What is expected: Each line that holds the word "JSON" counts once; give the total for the records below and nothing else.

Data shown:
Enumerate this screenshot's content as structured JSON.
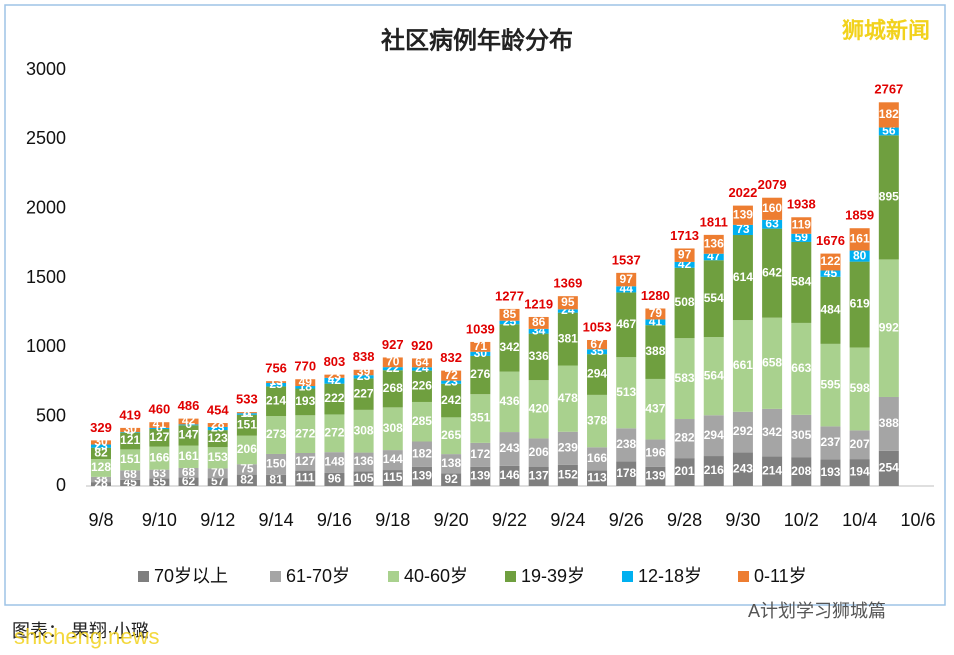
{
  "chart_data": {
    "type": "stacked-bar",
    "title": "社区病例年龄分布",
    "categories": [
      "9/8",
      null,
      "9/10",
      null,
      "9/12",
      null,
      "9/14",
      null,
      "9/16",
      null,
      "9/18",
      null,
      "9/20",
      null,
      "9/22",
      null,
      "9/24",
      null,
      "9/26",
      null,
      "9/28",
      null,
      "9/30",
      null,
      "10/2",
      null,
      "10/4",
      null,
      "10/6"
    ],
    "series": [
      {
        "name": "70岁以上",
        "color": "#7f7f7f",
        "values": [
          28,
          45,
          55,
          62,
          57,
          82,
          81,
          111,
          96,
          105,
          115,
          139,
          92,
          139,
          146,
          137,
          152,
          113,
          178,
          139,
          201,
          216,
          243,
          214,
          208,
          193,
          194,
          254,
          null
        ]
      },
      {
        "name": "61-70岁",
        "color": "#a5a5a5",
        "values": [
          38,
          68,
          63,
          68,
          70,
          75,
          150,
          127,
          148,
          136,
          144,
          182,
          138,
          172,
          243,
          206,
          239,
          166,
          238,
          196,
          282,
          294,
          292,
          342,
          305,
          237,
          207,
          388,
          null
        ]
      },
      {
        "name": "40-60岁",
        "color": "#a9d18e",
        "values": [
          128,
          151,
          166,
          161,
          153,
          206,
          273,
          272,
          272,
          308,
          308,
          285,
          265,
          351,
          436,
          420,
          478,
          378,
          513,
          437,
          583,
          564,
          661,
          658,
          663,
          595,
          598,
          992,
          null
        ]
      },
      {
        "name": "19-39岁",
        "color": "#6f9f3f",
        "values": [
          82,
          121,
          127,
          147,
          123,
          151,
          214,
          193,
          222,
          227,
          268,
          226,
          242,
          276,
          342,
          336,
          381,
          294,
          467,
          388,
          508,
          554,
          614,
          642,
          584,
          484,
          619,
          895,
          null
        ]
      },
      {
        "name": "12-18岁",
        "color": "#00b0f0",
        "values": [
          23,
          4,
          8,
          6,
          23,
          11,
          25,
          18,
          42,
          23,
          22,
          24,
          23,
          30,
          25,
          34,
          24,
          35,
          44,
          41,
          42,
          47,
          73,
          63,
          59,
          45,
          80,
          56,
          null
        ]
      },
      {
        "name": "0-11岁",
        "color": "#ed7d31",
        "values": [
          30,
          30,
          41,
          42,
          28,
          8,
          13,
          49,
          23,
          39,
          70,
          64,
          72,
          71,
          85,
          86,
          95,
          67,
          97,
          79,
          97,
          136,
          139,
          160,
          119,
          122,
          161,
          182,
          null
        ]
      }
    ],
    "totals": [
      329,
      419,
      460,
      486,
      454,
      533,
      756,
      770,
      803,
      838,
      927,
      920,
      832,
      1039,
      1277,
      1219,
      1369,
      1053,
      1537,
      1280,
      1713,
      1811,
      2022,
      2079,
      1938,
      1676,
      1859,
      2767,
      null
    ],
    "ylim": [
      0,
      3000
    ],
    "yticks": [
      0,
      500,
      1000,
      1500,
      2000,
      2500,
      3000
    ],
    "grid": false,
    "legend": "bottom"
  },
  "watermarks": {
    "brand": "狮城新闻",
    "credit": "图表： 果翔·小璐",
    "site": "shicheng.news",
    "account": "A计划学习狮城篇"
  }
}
...
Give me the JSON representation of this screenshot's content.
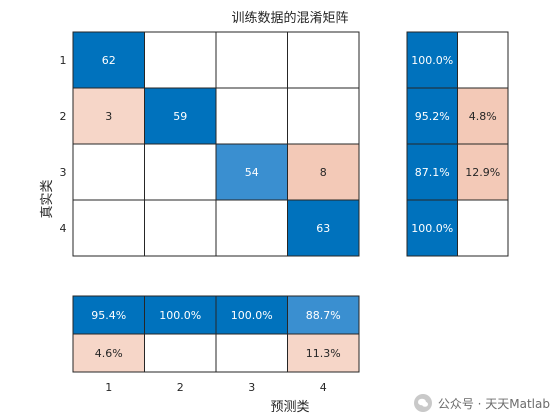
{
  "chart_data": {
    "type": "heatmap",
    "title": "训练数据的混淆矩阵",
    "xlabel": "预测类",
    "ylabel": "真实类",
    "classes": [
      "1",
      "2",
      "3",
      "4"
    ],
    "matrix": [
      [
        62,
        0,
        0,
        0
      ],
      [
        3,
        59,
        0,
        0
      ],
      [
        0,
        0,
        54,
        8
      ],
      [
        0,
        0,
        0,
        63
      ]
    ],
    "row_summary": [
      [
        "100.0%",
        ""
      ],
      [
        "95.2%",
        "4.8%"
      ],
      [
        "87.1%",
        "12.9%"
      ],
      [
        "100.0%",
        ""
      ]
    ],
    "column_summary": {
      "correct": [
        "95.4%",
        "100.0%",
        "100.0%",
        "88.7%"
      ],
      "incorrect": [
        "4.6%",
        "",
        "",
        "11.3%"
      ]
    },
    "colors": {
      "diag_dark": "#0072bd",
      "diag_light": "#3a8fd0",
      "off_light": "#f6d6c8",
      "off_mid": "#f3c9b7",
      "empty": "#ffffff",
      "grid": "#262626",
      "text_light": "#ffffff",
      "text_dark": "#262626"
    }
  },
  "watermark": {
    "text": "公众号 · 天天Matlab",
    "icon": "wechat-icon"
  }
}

Solved exercise: 2